---------- Record list ----------

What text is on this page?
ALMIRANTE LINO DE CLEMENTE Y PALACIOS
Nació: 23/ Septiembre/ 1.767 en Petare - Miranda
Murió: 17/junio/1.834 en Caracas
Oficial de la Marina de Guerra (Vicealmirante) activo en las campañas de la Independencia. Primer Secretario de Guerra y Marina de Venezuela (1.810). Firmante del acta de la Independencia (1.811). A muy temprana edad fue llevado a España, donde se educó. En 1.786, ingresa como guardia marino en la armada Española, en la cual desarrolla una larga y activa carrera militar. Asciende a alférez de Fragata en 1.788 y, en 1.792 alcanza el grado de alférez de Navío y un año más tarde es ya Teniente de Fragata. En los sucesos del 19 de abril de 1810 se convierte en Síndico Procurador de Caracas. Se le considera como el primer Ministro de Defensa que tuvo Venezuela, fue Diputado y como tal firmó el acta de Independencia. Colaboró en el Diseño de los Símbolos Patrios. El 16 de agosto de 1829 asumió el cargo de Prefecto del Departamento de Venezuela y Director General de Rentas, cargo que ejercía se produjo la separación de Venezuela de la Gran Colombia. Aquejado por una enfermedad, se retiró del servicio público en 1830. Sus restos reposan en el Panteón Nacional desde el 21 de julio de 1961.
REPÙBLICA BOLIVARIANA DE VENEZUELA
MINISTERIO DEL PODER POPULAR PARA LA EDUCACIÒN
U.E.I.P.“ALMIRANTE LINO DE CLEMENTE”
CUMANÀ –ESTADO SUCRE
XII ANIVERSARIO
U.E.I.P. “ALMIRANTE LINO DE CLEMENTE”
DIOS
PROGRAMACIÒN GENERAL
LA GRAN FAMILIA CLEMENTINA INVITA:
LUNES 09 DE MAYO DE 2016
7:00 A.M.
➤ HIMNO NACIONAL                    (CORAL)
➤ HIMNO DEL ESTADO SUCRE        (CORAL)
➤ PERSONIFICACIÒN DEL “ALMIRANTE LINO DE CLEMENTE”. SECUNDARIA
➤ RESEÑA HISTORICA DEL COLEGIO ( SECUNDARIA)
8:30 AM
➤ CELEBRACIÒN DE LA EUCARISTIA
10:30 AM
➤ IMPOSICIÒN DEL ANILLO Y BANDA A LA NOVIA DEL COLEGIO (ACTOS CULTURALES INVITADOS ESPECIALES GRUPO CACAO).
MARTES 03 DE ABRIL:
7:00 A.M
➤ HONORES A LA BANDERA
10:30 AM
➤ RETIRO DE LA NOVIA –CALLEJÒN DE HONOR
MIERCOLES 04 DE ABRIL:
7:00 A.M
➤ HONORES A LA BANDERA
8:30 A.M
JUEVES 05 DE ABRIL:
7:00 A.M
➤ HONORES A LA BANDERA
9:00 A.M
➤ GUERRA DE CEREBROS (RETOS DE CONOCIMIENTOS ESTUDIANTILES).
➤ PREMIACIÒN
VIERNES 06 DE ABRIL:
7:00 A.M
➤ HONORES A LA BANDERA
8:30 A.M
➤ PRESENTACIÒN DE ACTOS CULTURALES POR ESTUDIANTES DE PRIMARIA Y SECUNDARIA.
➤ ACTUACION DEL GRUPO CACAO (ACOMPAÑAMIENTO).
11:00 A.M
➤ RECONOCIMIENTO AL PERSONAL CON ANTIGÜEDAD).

----------
---------- Record list ----------

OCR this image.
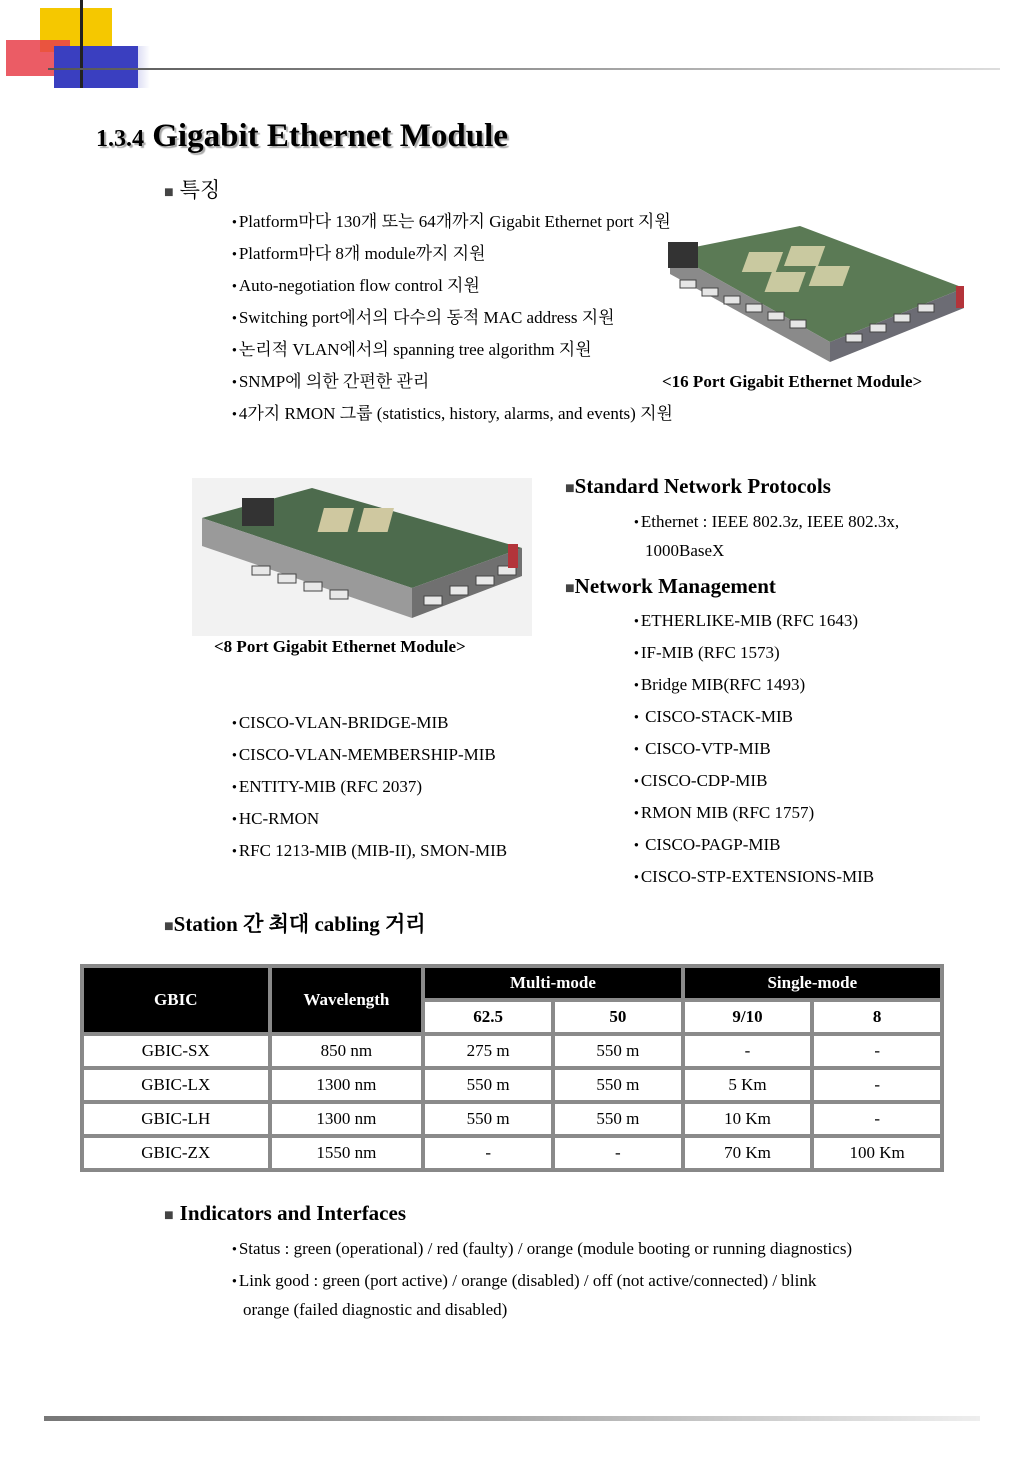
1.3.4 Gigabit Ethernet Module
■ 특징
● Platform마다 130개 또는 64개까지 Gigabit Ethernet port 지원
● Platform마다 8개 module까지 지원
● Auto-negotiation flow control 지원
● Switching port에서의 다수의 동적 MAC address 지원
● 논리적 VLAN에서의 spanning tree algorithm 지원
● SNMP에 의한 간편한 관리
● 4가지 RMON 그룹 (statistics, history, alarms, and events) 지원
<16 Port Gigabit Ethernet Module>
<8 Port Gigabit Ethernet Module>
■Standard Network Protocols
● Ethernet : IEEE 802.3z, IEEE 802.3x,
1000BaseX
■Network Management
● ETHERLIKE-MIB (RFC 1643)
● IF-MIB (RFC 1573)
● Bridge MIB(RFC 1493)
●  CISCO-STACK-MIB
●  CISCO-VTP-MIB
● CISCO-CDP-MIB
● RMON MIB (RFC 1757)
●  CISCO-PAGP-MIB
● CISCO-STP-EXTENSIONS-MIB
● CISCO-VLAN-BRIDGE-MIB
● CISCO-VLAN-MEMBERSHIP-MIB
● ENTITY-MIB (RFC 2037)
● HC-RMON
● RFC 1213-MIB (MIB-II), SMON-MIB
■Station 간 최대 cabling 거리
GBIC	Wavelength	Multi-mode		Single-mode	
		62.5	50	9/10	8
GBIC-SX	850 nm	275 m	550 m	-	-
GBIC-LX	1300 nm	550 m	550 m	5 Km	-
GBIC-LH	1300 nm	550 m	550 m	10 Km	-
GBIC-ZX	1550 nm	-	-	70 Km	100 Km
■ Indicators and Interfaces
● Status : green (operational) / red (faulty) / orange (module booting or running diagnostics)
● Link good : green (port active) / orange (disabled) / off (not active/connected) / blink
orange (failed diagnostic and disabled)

----------

## Work to be completed
In the entries above, identify each line that includes the string "Platform마다", then copy it.

## Final result
● Platform마다 130개 또는 64개까지 Gigabit Ethernet port 지원
● Platform마다 8개 module까지 지원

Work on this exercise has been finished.